_DIRECTION_
Set the listing down again in full, word for word, with the pictures left out.

_ENTRIES PROVIDED_
►
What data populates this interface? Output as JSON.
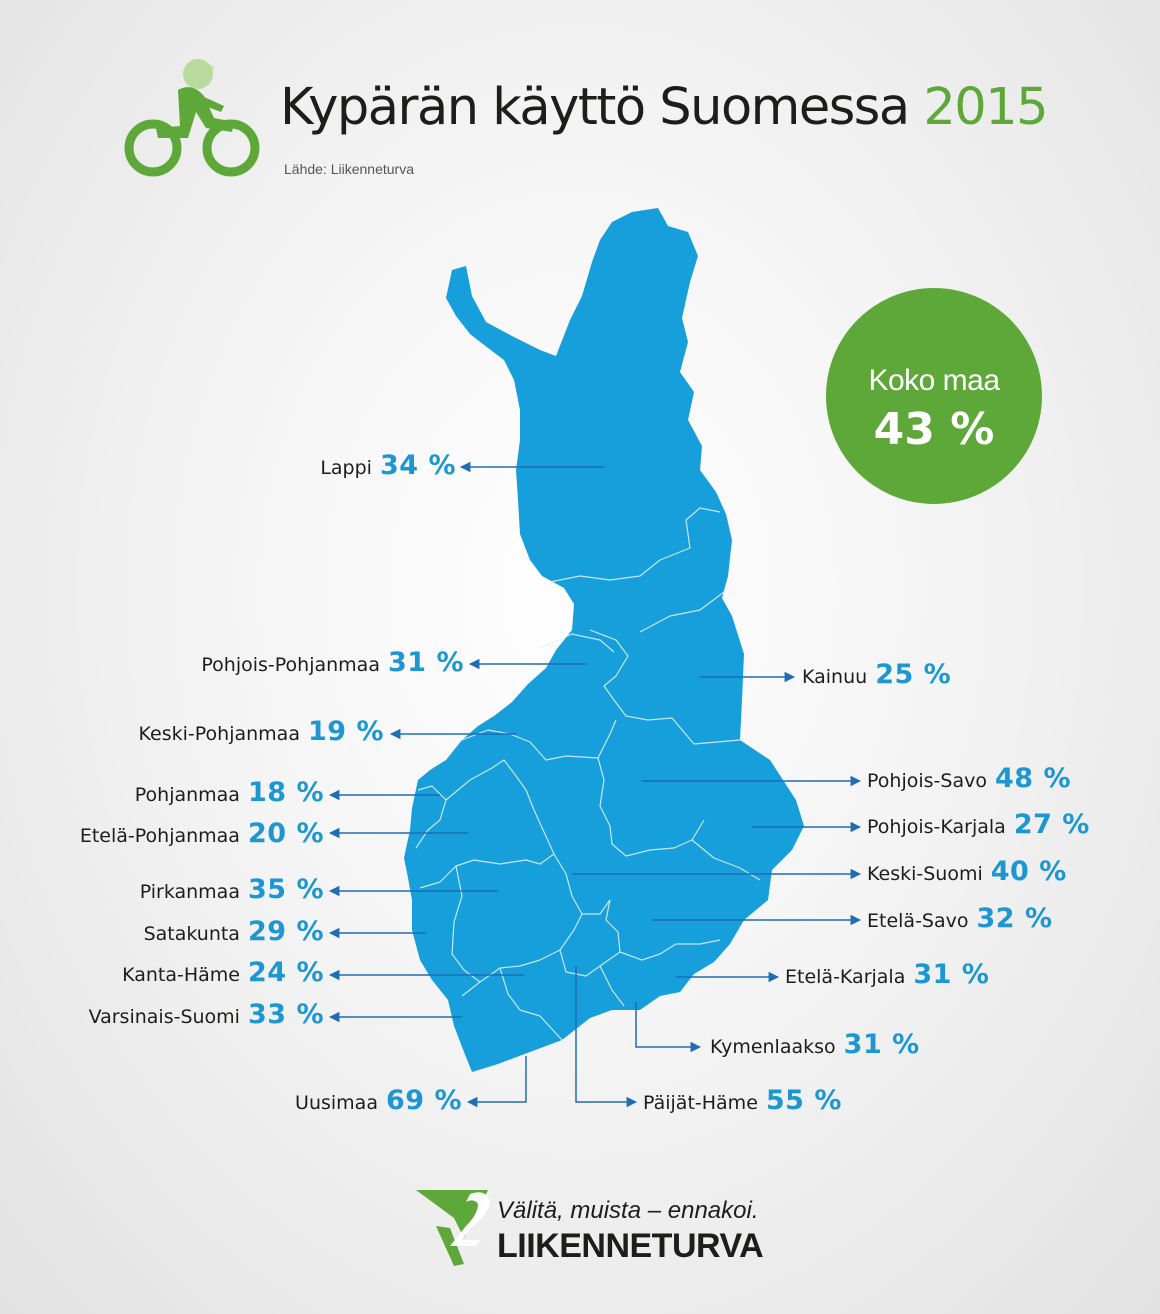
{
  "header": {
    "title": "Kypärän käyttö Suomessa",
    "year": "2015",
    "source": "Lähde: Liikenneturva"
  },
  "colors": {
    "map_fill": "#169fdb",
    "value_text": "#1c97d3",
    "green": "#5ea83a",
    "arrow": "#1f6db5"
  },
  "country_total": {
    "label": "Koko maa",
    "value": "43 %"
  },
  "regions": [
    {
      "name": "Lappi",
      "value": "34 %"
    },
    {
      "name": "Pohjois-Pohjanmaa",
      "value": "31 %"
    },
    {
      "name": "Keski-Pohjanmaa",
      "value": "19 %"
    },
    {
      "name": "Pohjanmaa",
      "value": "18 %"
    },
    {
      "name": "Etelä-Pohjanmaa",
      "value": "20 %"
    },
    {
      "name": "Pirkanmaa",
      "value": "35 %"
    },
    {
      "name": "Satakunta",
      "value": "29 %"
    },
    {
      "name": "Kanta-Häme",
      "value": "24 %"
    },
    {
      "name": "Varsinais-Suomi",
      "value": "33 %"
    },
    {
      "name": "Uusimaa",
      "value": "69 %"
    },
    {
      "name": "Päijät-Häme",
      "value": "55 %"
    },
    {
      "name": "Kymenlaakso",
      "value": "31 %"
    },
    {
      "name": "Etelä-Karjala",
      "value": "31 %"
    },
    {
      "name": "Etelä-Savo",
      "value": "32 %"
    },
    {
      "name": "Keski-Suomi",
      "value": "40 %"
    },
    {
      "name": "Pohjois-Karjala",
      "value": "27 %"
    },
    {
      "name": "Pohjois-Savo",
      "value": "48 %"
    },
    {
      "name": "Kainuu",
      "value": "25 %"
    }
  ],
  "footer": {
    "slogan": "Välitä, muista – ennakoi.",
    "brand": "LIIKENNETURVA"
  }
}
◄
_THE RESULT_
What data populates this interface? Output as JSON.
{
  "header": {
    "title": "Kypärän käyttö Suomessa",
    "year": "2015",
    "source": "Lähde: Liikenneturva"
  },
  "colors": {
    "map_fill": "#169fdb",
    "value_text": "#1c97d3",
    "green": "#5ea83a",
    "arrow": "#1f6db5"
  },
  "country_total": {
    "label": "Koko maa",
    "value": "43 %"
  },
  "regions": [
    {
      "name": "Lappi",
      "value": "34 %"
    },
    {
      "name": "Pohjois-Pohjanmaa",
      "value": "31 %"
    },
    {
      "name": "Keski-Pohjanmaa",
      "value": "19 %"
    },
    {
      "name": "Pohjanmaa",
      "value": "18 %"
    },
    {
      "name": "Etelä-Pohjanmaa",
      "value": "20 %"
    },
    {
      "name": "Pirkanmaa",
      "value": "35 %"
    },
    {
      "name": "Satakunta",
      "value": "29 %"
    },
    {
      "name": "Kanta-Häme",
      "value": "24 %"
    },
    {
      "name": "Varsinais-Suomi",
      "value": "33 %"
    },
    {
      "name": "Uusimaa",
      "value": "69 %"
    },
    {
      "name": "Päijät-Häme",
      "value": "55 %"
    },
    {
      "name": "Kymenlaakso",
      "value": "31 %"
    },
    {
      "name": "Etelä-Karjala",
      "value": "31 %"
    },
    {
      "name": "Etelä-Savo",
      "value": "32 %"
    },
    {
      "name": "Keski-Suomi",
      "value": "40 %"
    },
    {
      "name": "Pohjois-Karjala",
      "value": "27 %"
    },
    {
      "name": "Pohjois-Savo",
      "value": "48 %"
    },
    {
      "name": "Kainuu",
      "value": "25 %"
    }
  ],
  "footer": {
    "slogan": "Välitä, muista – ennakoi.",
    "brand": "LIIKENNETURVA"
  }
}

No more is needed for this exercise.